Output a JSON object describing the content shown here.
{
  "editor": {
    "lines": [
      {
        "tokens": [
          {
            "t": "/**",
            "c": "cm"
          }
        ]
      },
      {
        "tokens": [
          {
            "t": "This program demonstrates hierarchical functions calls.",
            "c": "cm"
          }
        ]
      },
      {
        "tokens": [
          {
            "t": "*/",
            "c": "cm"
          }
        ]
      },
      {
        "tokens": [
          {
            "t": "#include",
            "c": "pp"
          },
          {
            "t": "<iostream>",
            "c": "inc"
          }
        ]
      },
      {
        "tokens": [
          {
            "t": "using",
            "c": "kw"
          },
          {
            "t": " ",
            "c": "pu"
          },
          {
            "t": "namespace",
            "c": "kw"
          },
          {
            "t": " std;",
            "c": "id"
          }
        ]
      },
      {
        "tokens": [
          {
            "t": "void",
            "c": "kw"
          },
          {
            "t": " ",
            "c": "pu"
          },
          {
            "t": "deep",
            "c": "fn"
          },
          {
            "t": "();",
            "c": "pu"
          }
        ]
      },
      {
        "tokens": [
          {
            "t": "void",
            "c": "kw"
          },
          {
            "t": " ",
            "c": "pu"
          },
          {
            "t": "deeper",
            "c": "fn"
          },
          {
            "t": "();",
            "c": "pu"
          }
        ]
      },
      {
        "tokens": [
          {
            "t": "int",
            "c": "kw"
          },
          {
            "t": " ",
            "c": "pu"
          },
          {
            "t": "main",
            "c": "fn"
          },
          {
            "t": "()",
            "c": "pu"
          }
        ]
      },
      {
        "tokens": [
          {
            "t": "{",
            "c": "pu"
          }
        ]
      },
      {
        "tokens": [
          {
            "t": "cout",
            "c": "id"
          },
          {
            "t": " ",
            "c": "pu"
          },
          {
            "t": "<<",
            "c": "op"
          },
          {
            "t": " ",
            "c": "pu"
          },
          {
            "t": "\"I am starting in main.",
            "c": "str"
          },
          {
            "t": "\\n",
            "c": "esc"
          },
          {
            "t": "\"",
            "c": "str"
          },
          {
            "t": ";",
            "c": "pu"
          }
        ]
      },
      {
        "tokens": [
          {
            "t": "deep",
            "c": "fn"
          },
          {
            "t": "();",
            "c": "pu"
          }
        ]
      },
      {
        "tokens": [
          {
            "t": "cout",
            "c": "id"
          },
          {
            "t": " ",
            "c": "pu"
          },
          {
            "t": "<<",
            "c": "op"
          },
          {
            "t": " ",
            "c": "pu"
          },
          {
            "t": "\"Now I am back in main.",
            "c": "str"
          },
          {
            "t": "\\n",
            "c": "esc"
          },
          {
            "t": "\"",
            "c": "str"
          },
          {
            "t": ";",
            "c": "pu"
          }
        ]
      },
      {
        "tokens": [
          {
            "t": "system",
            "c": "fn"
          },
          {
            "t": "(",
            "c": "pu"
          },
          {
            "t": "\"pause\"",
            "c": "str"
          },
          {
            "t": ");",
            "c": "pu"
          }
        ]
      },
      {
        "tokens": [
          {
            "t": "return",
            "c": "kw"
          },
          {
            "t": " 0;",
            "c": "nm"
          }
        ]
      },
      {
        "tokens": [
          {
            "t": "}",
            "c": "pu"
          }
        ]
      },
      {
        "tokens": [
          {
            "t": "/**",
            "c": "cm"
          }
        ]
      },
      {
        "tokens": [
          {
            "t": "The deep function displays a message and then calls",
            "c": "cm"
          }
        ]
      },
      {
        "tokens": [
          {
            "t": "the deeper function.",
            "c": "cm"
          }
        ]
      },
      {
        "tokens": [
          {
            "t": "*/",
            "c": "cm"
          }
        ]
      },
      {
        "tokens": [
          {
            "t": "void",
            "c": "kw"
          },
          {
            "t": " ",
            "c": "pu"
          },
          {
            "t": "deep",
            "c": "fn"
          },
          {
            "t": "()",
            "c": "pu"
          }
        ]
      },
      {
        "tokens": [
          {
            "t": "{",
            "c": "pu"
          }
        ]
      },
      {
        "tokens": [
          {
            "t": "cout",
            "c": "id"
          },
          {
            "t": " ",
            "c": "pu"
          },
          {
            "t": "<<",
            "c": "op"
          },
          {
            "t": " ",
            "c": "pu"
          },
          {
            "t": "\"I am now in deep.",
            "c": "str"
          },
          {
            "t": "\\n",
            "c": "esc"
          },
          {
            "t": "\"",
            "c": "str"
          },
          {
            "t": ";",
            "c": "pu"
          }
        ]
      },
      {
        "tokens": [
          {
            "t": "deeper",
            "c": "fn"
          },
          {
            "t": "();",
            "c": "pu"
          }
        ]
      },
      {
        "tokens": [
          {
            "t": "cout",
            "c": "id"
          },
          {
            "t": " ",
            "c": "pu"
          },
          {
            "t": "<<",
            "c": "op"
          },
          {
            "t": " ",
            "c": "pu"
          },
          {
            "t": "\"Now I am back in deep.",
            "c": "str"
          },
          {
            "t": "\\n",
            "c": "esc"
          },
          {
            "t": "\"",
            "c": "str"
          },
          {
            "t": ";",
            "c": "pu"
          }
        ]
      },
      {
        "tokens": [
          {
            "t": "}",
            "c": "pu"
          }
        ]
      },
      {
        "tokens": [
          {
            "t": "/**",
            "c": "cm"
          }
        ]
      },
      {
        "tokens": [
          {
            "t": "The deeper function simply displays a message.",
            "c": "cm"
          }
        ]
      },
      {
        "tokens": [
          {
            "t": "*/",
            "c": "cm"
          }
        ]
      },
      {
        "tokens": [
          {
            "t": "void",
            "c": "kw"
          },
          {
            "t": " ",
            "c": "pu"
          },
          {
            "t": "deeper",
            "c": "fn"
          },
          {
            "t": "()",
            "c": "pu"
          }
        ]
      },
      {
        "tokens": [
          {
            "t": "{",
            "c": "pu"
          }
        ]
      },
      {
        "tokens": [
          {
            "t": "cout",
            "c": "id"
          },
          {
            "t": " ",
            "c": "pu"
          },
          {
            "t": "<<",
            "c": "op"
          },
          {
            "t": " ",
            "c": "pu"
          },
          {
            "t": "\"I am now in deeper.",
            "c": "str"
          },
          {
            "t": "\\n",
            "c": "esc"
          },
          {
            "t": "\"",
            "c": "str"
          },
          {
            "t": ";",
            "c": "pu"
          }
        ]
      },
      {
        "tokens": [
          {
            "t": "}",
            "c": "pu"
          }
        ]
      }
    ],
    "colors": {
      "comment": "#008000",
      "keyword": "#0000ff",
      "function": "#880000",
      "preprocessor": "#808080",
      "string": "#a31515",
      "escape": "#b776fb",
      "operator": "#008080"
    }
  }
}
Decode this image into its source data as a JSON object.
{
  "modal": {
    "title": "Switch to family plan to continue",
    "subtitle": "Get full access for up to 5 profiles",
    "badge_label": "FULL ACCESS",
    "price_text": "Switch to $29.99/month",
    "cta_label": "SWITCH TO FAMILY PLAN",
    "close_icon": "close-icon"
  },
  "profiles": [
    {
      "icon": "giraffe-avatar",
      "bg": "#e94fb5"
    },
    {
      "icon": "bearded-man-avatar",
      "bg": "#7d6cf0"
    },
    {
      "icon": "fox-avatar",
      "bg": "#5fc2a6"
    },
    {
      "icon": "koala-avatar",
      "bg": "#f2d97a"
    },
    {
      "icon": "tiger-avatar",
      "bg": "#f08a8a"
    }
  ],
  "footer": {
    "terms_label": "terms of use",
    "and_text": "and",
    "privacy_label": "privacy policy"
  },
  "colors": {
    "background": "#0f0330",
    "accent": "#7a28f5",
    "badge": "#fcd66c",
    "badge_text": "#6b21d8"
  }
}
☆ ☆ ☆ ☆
# AIM
Show each line in the entries that holds the string "calls".

# EXPECTED OUTPUT
            "t": "This program demonstrates hierarchical functions calls.",
            "t": "The deep function displays a message and then calls",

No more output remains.